The answer is the line with "What's the underlying" and every line after it to the end of the listing, retyped exactly. Pictures do not belong in it.

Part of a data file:
--------------------------------------------------
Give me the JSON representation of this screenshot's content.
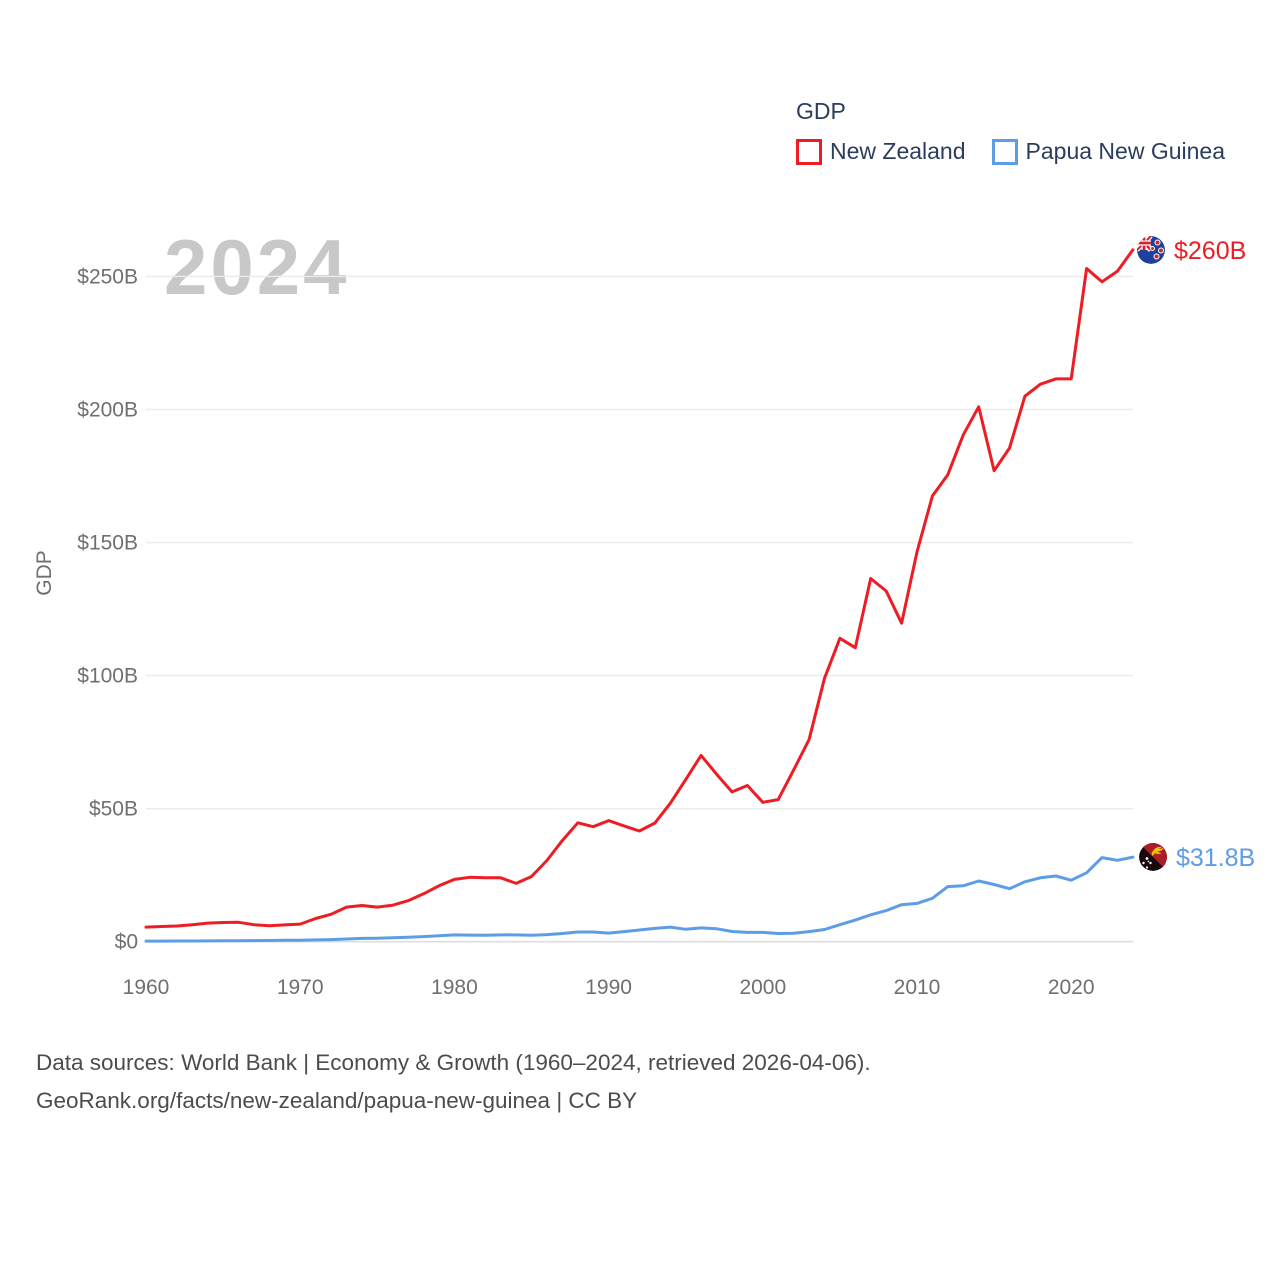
{
  "watermark": "2024",
  "legend": {
    "title": "GDP",
    "items": [
      {
        "label": "New Zealand",
        "color": "#ee1c23"
      },
      {
        "label": "Papua New Guinea",
        "color": "#5c9de6"
      }
    ]
  },
  "y_axis_title": "GDP",
  "end_labels": {
    "new_zealand": "$260B",
    "papua_new_guinea": "$31.8B"
  },
  "footer": {
    "line1": "Data sources: World Bank | Economy & Growth (1960–2024, retrieved 2026-04-06).",
    "line2": "GeoRank.org/facts/new-zealand/papua-new-guinea | CC BY"
  },
  "chart_data": {
    "type": "line",
    "title": "GDP",
    "ylabel": "GDP",
    "unit": "billion USD",
    "x_range": [
      1960,
      2024
    ],
    "ylim_billions": [
      0,
      265
    ],
    "grid": "horizontal",
    "legend_position": "top-right",
    "x_ticks": [
      1960,
      1970,
      1980,
      1990,
      2000,
      2010,
      2020
    ],
    "y_ticks": [
      {
        "value": 0,
        "label": "$0"
      },
      {
        "value": 50,
        "label": "$50B"
      },
      {
        "value": 100,
        "label": "$100B"
      },
      {
        "value": 150,
        "label": "$150B"
      },
      {
        "value": 200,
        "label": "$200B"
      },
      {
        "value": 250,
        "label": "$250B"
      }
    ],
    "x": [
      1960,
      1961,
      1962,
      1963,
      1964,
      1965,
      1966,
      1967,
      1968,
      1969,
      1970,
      1971,
      1972,
      1973,
      1974,
      1975,
      1976,
      1977,
      1978,
      1979,
      1980,
      1981,
      1982,
      1983,
      1984,
      1985,
      1986,
      1987,
      1988,
      1989,
      1990,
      1991,
      1992,
      1993,
      1994,
      1995,
      1996,
      1997,
      1998,
      1999,
      2000,
      2001,
      2002,
      2003,
      2004,
      2005,
      2006,
      2007,
      2008,
      2009,
      2010,
      2011,
      2012,
      2013,
      2014,
      2015,
      2016,
      2017,
      2018,
      2019,
      2020,
      2021,
      2022,
      2023,
      2024
    ],
    "series": [
      {
        "name": "New Zealand",
        "color": "#ee1c23",
        "end_value_label": "$260B",
        "values": [
          5.5,
          5.7,
          5.9,
          6.4,
          7.0,
          7.2,
          7.3,
          6.4,
          6.0,
          6.3,
          6.6,
          8.7,
          10.3,
          13.0,
          13.6,
          13.0,
          13.7,
          15.4,
          18.0,
          21.0,
          23.4,
          24.2,
          24.0,
          24.0,
          21.9,
          24.5,
          30.5,
          38.0,
          44.7,
          43.2,
          45.5,
          43.5,
          41.6,
          44.6,
          52.0,
          60.9,
          70.0,
          63.0,
          56.3,
          58.7,
          52.4,
          53.4,
          64.5,
          76.0,
          99.0,
          114.0,
          110.5,
          136.5,
          131.8,
          119.7,
          146.5,
          167.5,
          175.5,
          190.5,
          201.0,
          177.0,
          185.5,
          205.0,
          209.5,
          211.5,
          211.5,
          253.0,
          248.0,
          252.0,
          260.0
        ]
      },
      {
        "name": "Papua New Guinea",
        "color": "#5c9de6",
        "end_value_label": "$31.8B",
        "values": [
          0.23,
          0.24,
          0.26,
          0.28,
          0.31,
          0.34,
          0.37,
          0.4,
          0.44,
          0.51,
          0.58,
          0.68,
          0.79,
          1.0,
          1.25,
          1.32,
          1.5,
          1.65,
          1.92,
          2.25,
          2.55,
          2.47,
          2.44,
          2.56,
          2.54,
          2.43,
          2.65,
          3.1,
          3.65,
          3.66,
          3.22,
          3.8,
          4.4,
          5.0,
          5.5,
          4.65,
          5.2,
          4.9,
          3.85,
          3.5,
          3.5,
          3.1,
          3.2,
          3.8,
          4.6,
          6.4,
          8.1,
          10.1,
          11.7,
          13.9,
          14.4,
          16.3,
          20.7,
          21.0,
          22.8,
          21.5,
          19.9,
          22.5,
          24.0,
          24.7,
          23.1,
          25.9,
          31.6,
          30.6,
          31.8
        ]
      }
    ]
  }
}
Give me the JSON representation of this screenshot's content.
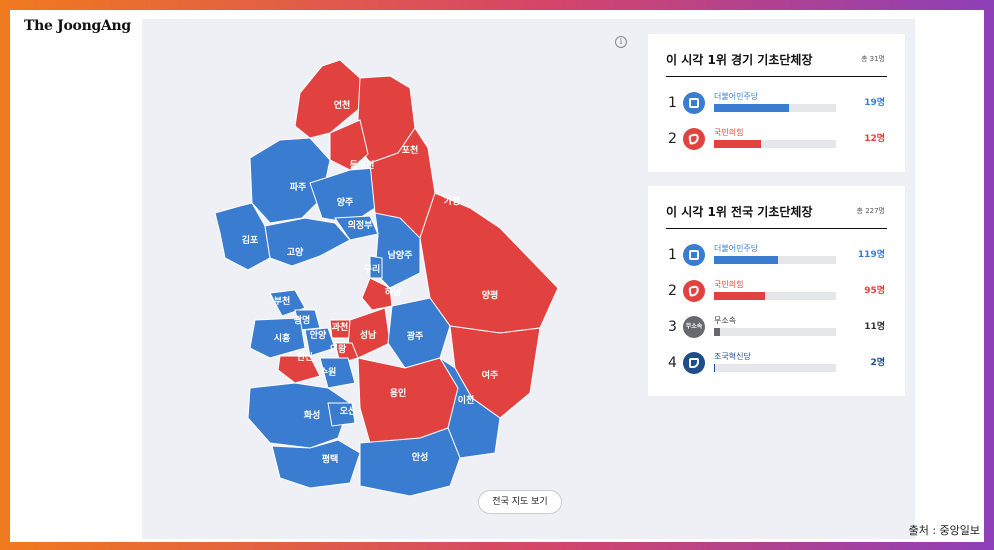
{
  "brand": "The JoongAng",
  "map_button": "전국 지도 보기",
  "info_icon": "i",
  "source": "출처 : 중앙일보",
  "colors": {
    "blue": "#3a7dd0",
    "red": "#e2423f",
    "gray": "#66686d",
    "navy": "#1e4e8a"
  },
  "map_regions": [
    {
      "name": "연천",
      "party": "red"
    },
    {
      "name": "포천",
      "party": "red"
    },
    {
      "name": "동두천",
      "party": "red"
    },
    {
      "name": "파주",
      "party": "blue"
    },
    {
      "name": "양주",
      "party": "blue"
    },
    {
      "name": "가평",
      "party": "red"
    },
    {
      "name": "의정부",
      "party": "blue"
    },
    {
      "name": "김포",
      "party": "blue"
    },
    {
      "name": "고양",
      "party": "blue"
    },
    {
      "name": "남양주",
      "party": "blue"
    },
    {
      "name": "구리",
      "party": "blue"
    },
    {
      "name": "하남",
      "party": "red"
    },
    {
      "name": "양평",
      "party": "red"
    },
    {
      "name": "부천",
      "party": "blue"
    },
    {
      "name": "광명",
      "party": "blue"
    },
    {
      "name": "과천",
      "party": "red"
    },
    {
      "name": "시흥",
      "party": "blue"
    },
    {
      "name": "안양",
      "party": "blue"
    },
    {
      "name": "성남",
      "party": "red"
    },
    {
      "name": "광주",
      "party": "blue"
    },
    {
      "name": "의왕",
      "party": "red"
    },
    {
      "name": "안산",
      "party": "red"
    },
    {
      "name": "수원",
      "party": "blue"
    },
    {
      "name": "여주",
      "party": "red"
    },
    {
      "name": "용인",
      "party": "red"
    },
    {
      "name": "이천",
      "party": "blue"
    },
    {
      "name": "화성",
      "party": "blue"
    },
    {
      "name": "오산",
      "party": "blue"
    },
    {
      "name": "평택",
      "party": "blue"
    },
    {
      "name": "안성",
      "party": "blue"
    }
  ],
  "gyeonggi": {
    "title": "이 시각 1위 경기 기초단체장",
    "total": "총 31명",
    "rows": [
      {
        "rank": "1",
        "party": "더불어민주당",
        "count": "19명",
        "value": 19,
        "color": "#3a7dd0",
        "icon": "democratic-party-icon"
      },
      {
        "rank": "2",
        "party": "국민의힘",
        "count": "12명",
        "value": 12,
        "color": "#e2423f",
        "icon": "people-power-party-icon"
      }
    ]
  },
  "national": {
    "title": "이 시각 1위 전국 기초단체장",
    "total": "총 227명",
    "rows": [
      {
        "rank": "1",
        "party": "더불어민주당",
        "count": "119명",
        "value": 119,
        "color": "#3a7dd0",
        "icon": "democratic-party-icon"
      },
      {
        "rank": "2",
        "party": "국민의힘",
        "count": "95명",
        "value": 95,
        "color": "#e2423f",
        "icon": "people-power-party-icon"
      },
      {
        "rank": "3",
        "party": "무소속",
        "count": "11명",
        "value": 11,
        "color": "#66686d",
        "icon": "independent-icon",
        "icon_text": "무소속"
      },
      {
        "rank": "4",
        "party": "조국혁신당",
        "count": "2명",
        "value": 2,
        "color": "#1e4e8a",
        "icon": "rebuilding-korea-party-icon"
      }
    ]
  }
}
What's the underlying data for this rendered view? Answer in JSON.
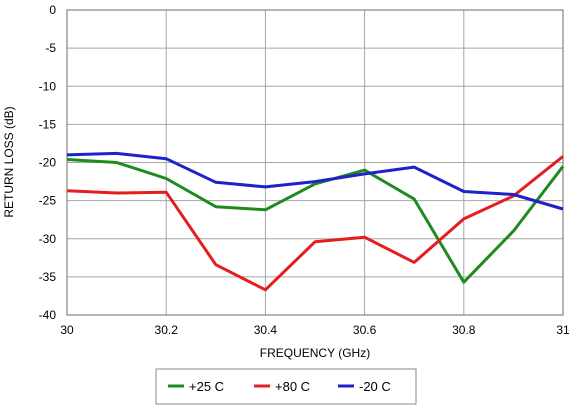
{
  "chart_data": {
    "type": "line",
    "title": "",
    "xlabel": "FREQUENCY (GHz)",
    "ylabel": "RETURN LOSS (dB)",
    "xlim": [
      30,
      31
    ],
    "ylim": [
      -40,
      0
    ],
    "x_ticks": [
      30,
      30.2,
      30.4,
      30.6,
      30.8,
      31
    ],
    "x_tick_labels": [
      "30",
      "30.2",
      "30.4",
      "30.6",
      "30.8",
      "31"
    ],
    "y_ticks": [
      0,
      -5,
      -10,
      -15,
      -20,
      -25,
      -30,
      -35,
      -40
    ],
    "y_tick_labels": [
      "0",
      "-5",
      "-10",
      "-15",
      "-20",
      "-25",
      "-30",
      "-35",
      "-40"
    ],
    "grid": true,
    "legend_position": "bottom",
    "x": [
      30,
      30.1,
      30.2,
      30.3,
      30.4,
      30.5,
      30.6,
      30.7,
      30.8,
      30.9,
      31
    ],
    "series": [
      {
        "name": "+25 C",
        "color": "#1e8b1e",
        "values": [
          -19.6,
          -20.0,
          -22.1,
          -25.8,
          -26.2,
          -22.8,
          -21.0,
          -24.8,
          -35.7,
          -29.0,
          -20.5
        ]
      },
      {
        "name": "+80 C",
        "color": "#e41e1e",
        "values": [
          -23.7,
          -24.0,
          -23.9,
          -33.4,
          -36.7,
          -30.4,
          -29.8,
          -33.1,
          -27.4,
          -24.4,
          -19.2
        ]
      },
      {
        "name": "-20 C",
        "color": "#1e22c8",
        "values": [
          -19.0,
          -18.8,
          -19.5,
          -22.6,
          -23.2,
          -22.5,
          -21.5,
          -20.6,
          -23.8,
          -24.2,
          -26.1
        ]
      }
    ]
  }
}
--------------------------------------------------
> **Response**:
What's the underlying data for this rendered view? Answer in JSON.
{
  "chart_data": {
    "type": "line",
    "title": "",
    "xlabel": "FREQUENCY (GHz)",
    "ylabel": "RETURN LOSS (dB)",
    "xlim": [
      30,
      31
    ],
    "ylim": [
      -40,
      0
    ],
    "x_ticks": [
      30,
      30.2,
      30.4,
      30.6,
      30.8,
      31
    ],
    "x_tick_labels": [
      "30",
      "30.2",
      "30.4",
      "30.6",
      "30.8",
      "31"
    ],
    "y_ticks": [
      0,
      -5,
      -10,
      -15,
      -20,
      -25,
      -30,
      -35,
      -40
    ],
    "y_tick_labels": [
      "0",
      "-5",
      "-10",
      "-15",
      "-20",
      "-25",
      "-30",
      "-35",
      "-40"
    ],
    "grid": true,
    "legend_position": "bottom",
    "x": [
      30,
      30.1,
      30.2,
      30.3,
      30.4,
      30.5,
      30.6,
      30.7,
      30.8,
      30.9,
      31
    ],
    "series": [
      {
        "name": "+25 C",
        "color": "#1e8b1e",
        "values": [
          -19.6,
          -20.0,
          -22.1,
          -25.8,
          -26.2,
          -22.8,
          -21.0,
          -24.8,
          -35.7,
          -29.0,
          -20.5
        ]
      },
      {
        "name": "+80 C",
        "color": "#e41e1e",
        "values": [
          -23.7,
          -24.0,
          -23.9,
          -33.4,
          -36.7,
          -30.4,
          -29.8,
          -33.1,
          -27.4,
          -24.4,
          -19.2
        ]
      },
      {
        "name": "-20 C",
        "color": "#1e22c8",
        "values": [
          -19.0,
          -18.8,
          -19.5,
          -22.6,
          -23.2,
          -22.5,
          -21.5,
          -20.6,
          -23.8,
          -24.2,
          -26.1
        ]
      }
    ]
  }
}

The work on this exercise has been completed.